* **THE RECORDS**:
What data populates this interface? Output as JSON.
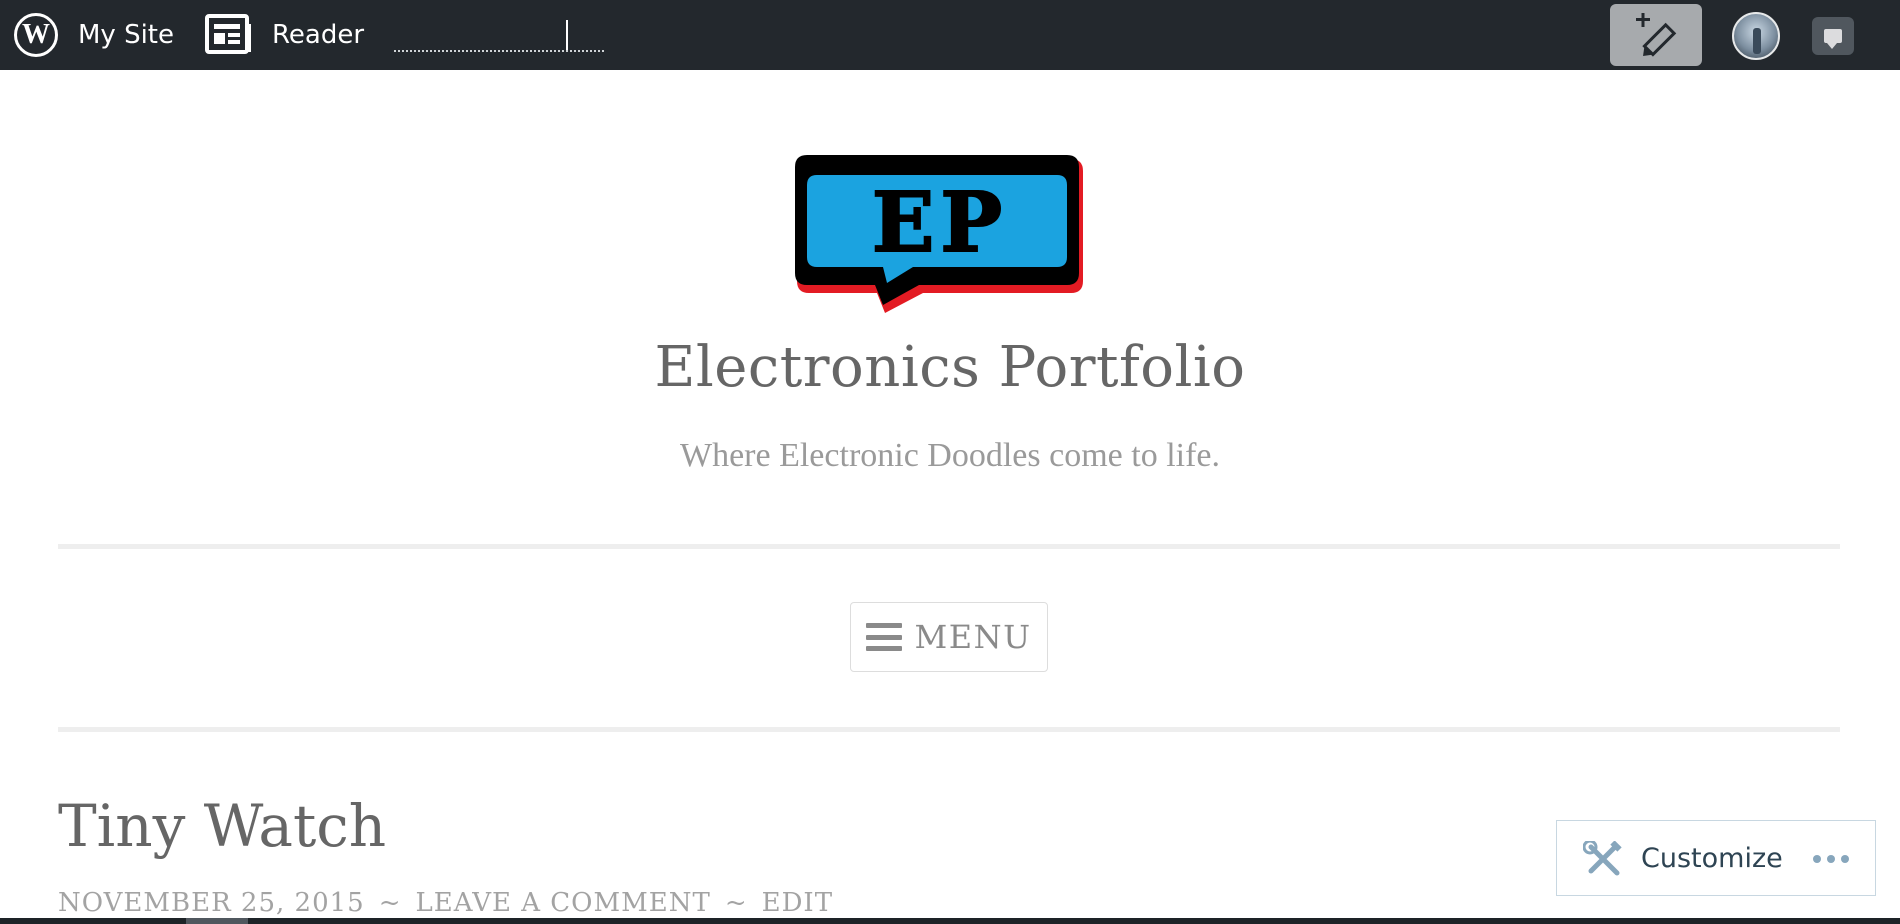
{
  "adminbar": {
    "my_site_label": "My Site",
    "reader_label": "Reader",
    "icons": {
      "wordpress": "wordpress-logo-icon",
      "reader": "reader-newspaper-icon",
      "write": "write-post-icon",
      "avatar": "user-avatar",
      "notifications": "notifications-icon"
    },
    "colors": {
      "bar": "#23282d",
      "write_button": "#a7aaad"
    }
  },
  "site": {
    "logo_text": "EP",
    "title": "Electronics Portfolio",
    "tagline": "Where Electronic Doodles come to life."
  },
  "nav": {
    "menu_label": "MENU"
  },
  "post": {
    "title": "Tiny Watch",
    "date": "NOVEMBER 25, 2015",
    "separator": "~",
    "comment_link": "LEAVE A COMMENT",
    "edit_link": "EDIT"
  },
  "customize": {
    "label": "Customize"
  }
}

* **GOAL**: The material above holds pictures; copy everything else in it exactly.

* **WORKED ANSWER**:
What data populates this interface? Output as JSON.
{
  "adminbar": {
    "my_site_label": "My Site",
    "reader_label": "Reader",
    "icons": {
      "wordpress": "wordpress-logo-icon",
      "reader": "reader-newspaper-icon",
      "write": "write-post-icon",
      "avatar": "user-avatar",
      "notifications": "notifications-icon"
    },
    "colors": {
      "bar": "#23282d",
      "write_button": "#a7aaad"
    }
  },
  "site": {
    "logo_text": "EP",
    "title": "Electronics Portfolio",
    "tagline": "Where Electronic Doodles come to life."
  },
  "nav": {
    "menu_label": "MENU"
  },
  "post": {
    "title": "Tiny Watch",
    "date": "NOVEMBER 25, 2015",
    "separator": "~",
    "comment_link": "LEAVE A COMMENT",
    "edit_link": "EDIT"
  },
  "customize": {
    "label": "Customize"
  }
}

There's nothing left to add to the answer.